→ EXERCISE GOAL
All of the entries below are to be retyped exactly.

(Items from a dataset)

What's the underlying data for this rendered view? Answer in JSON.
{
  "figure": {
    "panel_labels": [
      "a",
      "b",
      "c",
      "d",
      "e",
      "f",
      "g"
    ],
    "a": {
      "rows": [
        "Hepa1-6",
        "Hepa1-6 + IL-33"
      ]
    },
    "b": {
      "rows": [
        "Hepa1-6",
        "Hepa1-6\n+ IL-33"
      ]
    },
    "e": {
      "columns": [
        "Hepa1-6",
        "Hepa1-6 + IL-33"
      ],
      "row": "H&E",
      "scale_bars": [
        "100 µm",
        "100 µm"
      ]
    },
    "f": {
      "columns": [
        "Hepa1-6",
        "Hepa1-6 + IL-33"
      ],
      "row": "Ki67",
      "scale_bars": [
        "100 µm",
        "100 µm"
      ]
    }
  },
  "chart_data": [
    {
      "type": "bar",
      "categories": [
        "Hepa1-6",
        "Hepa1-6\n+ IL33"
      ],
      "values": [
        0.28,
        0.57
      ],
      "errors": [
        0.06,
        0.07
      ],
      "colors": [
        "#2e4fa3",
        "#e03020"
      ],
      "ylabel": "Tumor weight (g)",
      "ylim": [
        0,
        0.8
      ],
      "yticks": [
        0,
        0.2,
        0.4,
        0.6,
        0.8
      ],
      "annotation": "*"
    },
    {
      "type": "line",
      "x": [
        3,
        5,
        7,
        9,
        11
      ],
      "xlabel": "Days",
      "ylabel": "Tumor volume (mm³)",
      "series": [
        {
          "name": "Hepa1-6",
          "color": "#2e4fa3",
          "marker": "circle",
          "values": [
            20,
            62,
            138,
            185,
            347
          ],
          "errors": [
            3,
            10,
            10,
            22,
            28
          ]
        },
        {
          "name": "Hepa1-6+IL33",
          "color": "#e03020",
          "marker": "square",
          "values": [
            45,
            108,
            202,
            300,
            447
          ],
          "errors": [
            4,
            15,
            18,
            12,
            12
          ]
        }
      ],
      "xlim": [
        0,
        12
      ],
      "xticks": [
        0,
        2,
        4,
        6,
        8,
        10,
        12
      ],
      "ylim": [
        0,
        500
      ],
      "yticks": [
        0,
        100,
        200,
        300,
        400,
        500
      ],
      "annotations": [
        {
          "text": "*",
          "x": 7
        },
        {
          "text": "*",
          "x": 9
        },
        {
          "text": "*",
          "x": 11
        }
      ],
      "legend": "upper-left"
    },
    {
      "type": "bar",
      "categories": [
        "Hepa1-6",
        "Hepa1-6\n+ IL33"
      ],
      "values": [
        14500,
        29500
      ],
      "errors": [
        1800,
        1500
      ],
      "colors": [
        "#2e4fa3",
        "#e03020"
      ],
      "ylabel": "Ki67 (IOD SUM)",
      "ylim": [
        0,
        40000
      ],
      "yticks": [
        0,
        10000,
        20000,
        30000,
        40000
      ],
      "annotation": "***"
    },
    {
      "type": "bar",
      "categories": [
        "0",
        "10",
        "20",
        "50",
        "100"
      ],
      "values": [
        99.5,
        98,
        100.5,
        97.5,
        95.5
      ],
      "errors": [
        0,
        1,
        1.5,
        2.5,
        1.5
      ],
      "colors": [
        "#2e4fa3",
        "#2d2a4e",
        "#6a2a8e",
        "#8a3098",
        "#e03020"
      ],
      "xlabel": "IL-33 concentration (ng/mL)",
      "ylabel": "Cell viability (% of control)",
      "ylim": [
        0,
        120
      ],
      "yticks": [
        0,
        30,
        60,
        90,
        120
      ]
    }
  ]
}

→ TASK SOLUTION
What's the underlying data for this rendered view? Answer in JSON.
{
  "figure": {
    "panel_labels": [
      "a",
      "b",
      "c",
      "d",
      "e",
      "f",
      "g"
    ],
    "a": {
      "rows": [
        "Hepa1-6",
        "Hepa1-6 + IL-33"
      ]
    },
    "b": {
      "rows": [
        "Hepa1-6",
        "Hepa1-6\n+ IL-33"
      ]
    },
    "e": {
      "columns": [
        "Hepa1-6",
        "Hepa1-6 + IL-33"
      ],
      "row": "H&E",
      "scale_bars": [
        "100 µm",
        "100 µm"
      ]
    },
    "f": {
      "columns": [
        "Hepa1-6",
        "Hepa1-6 + IL-33"
      ],
      "row": "Ki67",
      "scale_bars": [
        "100 µm",
        "100 µm"
      ]
    }
  },
  "chart_data": [
    {
      "type": "bar",
      "categories": [
        "Hepa1-6",
        "Hepa1-6\n+ IL33"
      ],
      "values": [
        0.28,
        0.57
      ],
      "errors": [
        0.06,
        0.07
      ],
      "colors": [
        "#2e4fa3",
        "#e03020"
      ],
      "ylabel": "Tumor weight (g)",
      "ylim": [
        0,
        0.8
      ],
      "yticks": [
        0,
        0.2,
        0.4,
        0.6,
        0.8
      ],
      "annotation": "*"
    },
    {
      "type": "line",
      "x": [
        3,
        5,
        7,
        9,
        11
      ],
      "xlabel": "Days",
      "ylabel": "Tumor volume (mm³)",
      "series": [
        {
          "name": "Hepa1-6",
          "color": "#2e4fa3",
          "marker": "circle",
          "values": [
            20,
            62,
            138,
            185,
            347
          ],
          "errors": [
            3,
            10,
            10,
            22,
            28
          ]
        },
        {
          "name": "Hepa1-6+IL33",
          "color": "#e03020",
          "marker": "square",
          "values": [
            45,
            108,
            202,
            300,
            447
          ],
          "errors": [
            4,
            15,
            18,
            12,
            12
          ]
        }
      ],
      "xlim": [
        0,
        12
      ],
      "xticks": [
        0,
        2,
        4,
        6,
        8,
        10,
        12
      ],
      "ylim": [
        0,
        500
      ],
      "yticks": [
        0,
        100,
        200,
        300,
        400,
        500
      ],
      "annotations": [
        {
          "text": "*",
          "x": 7
        },
        {
          "text": "*",
          "x": 9
        },
        {
          "text": "*",
          "x": 11
        }
      ],
      "legend": "upper-left"
    },
    {
      "type": "bar",
      "categories": [
        "Hepa1-6",
        "Hepa1-6\n+ IL33"
      ],
      "values": [
        14500,
        29500
      ],
      "errors": [
        1800,
        1500
      ],
      "colors": [
        "#2e4fa3",
        "#e03020"
      ],
      "ylabel": "Ki67 (IOD SUM)",
      "ylim": [
        0,
        40000
      ],
      "yticks": [
        0,
        10000,
        20000,
        30000,
        40000
      ],
      "annotation": "***"
    },
    {
      "type": "bar",
      "categories": [
        "0",
        "10",
        "20",
        "50",
        "100"
      ],
      "values": [
        99.5,
        98,
        100.5,
        97.5,
        95.5
      ],
      "errors": [
        0,
        1,
        1.5,
        2.5,
        1.5
      ],
      "colors": [
        "#2e4fa3",
        "#2d2a4e",
        "#6a2a8e",
        "#8a3098",
        "#e03020"
      ],
      "xlabel": "IL-33 concentration (ng/mL)",
      "ylabel": "Cell viability (% of control)",
      "ylim": [
        0,
        120
      ],
      "yticks": [
        0,
        30,
        60,
        90,
        120
      ]
    }
  ]
}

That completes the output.